» Set task
Copy everything in the data below exactly except the pictures.

» Supplied data

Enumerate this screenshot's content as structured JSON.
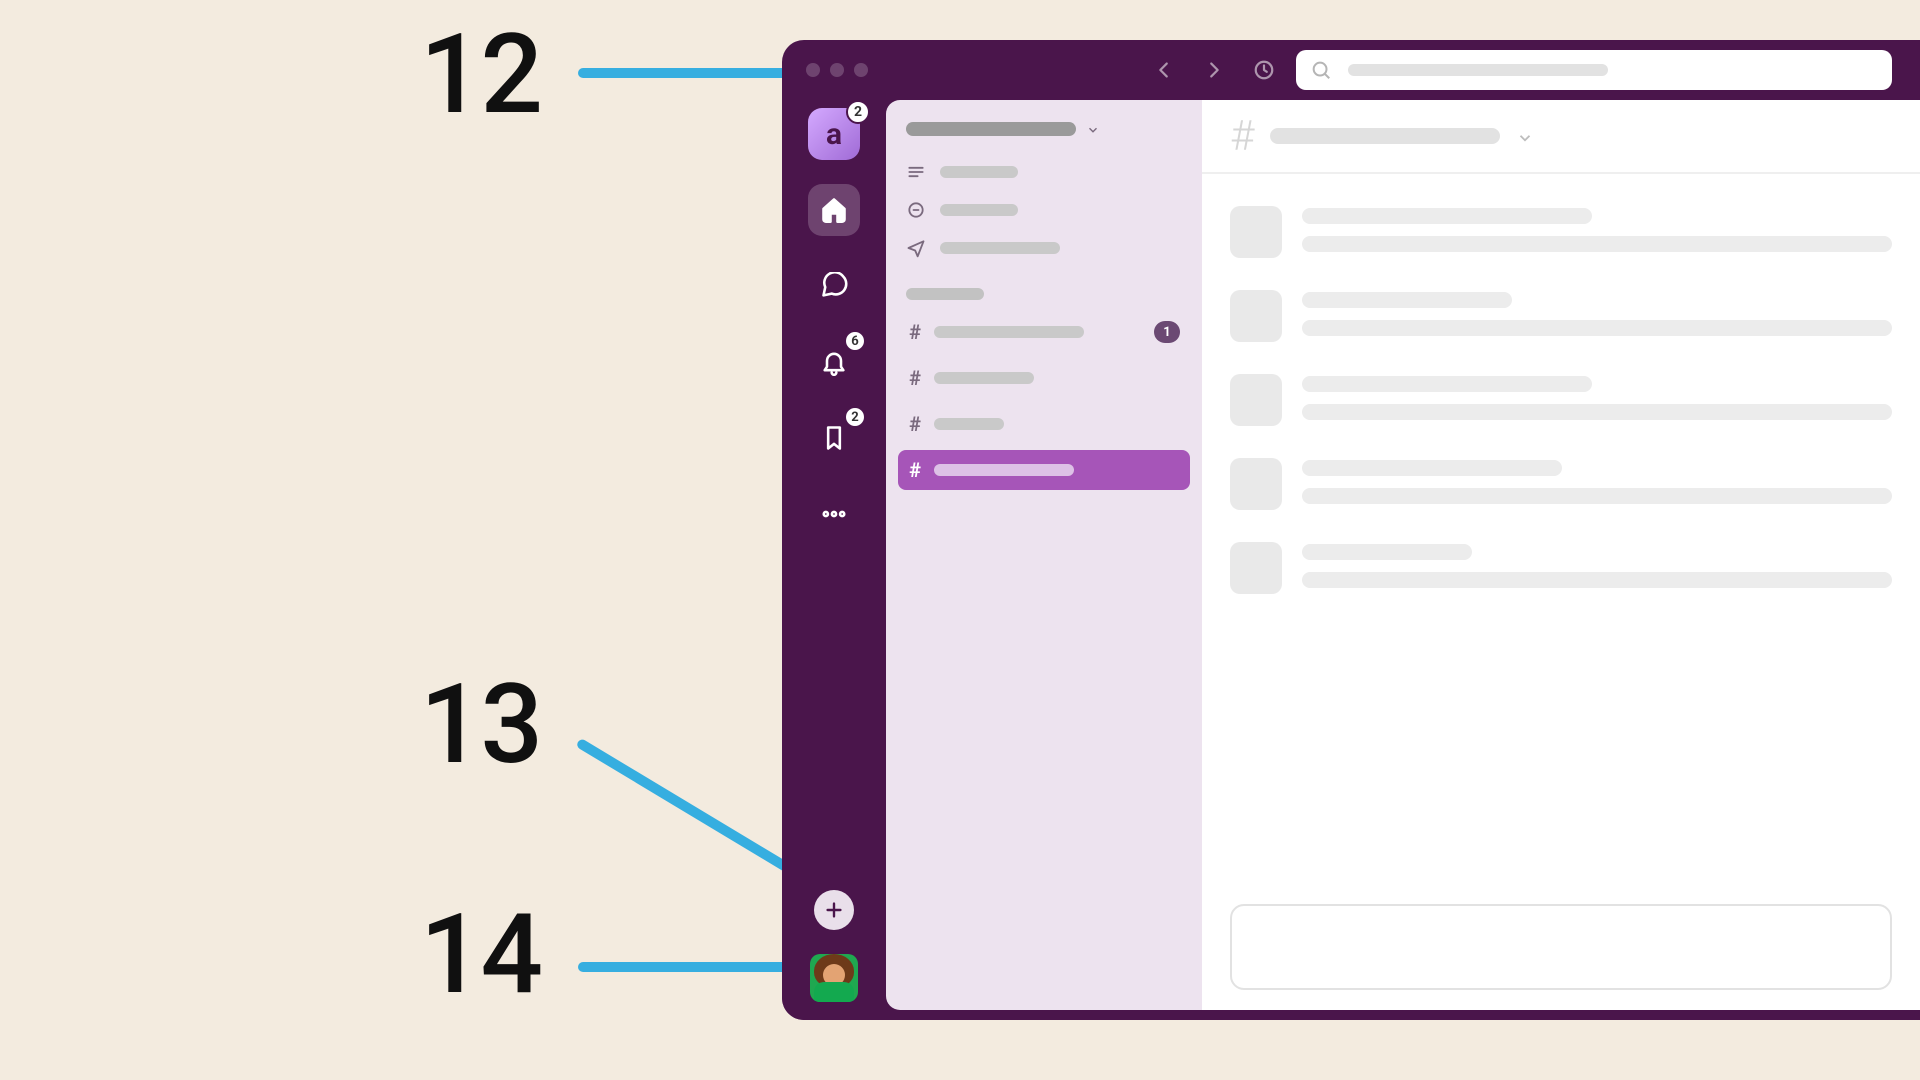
{
  "annotations": {
    "n12": "12",
    "n13": "13",
    "n14": "14"
  },
  "rail": {
    "workspace_letter": "a",
    "workspace_badge": "2",
    "activity_badge": "6",
    "later_badge": "2"
  },
  "sidebar": {
    "channels_unread_badge": "1"
  },
  "search": {
    "placeholder": ""
  }
}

» Expected output
Enumerate this screenshot's content as structured JSON.
{
  "annotations": {
    "n12": "12",
    "n13": "13",
    "n14": "14"
  },
  "rail": {
    "workspace_letter": "a",
    "workspace_badge": "2",
    "activity_badge": "6",
    "later_badge": "2"
  },
  "sidebar": {
    "channels_unread_badge": "1"
  },
  "search": {
    "placeholder": ""
  }
}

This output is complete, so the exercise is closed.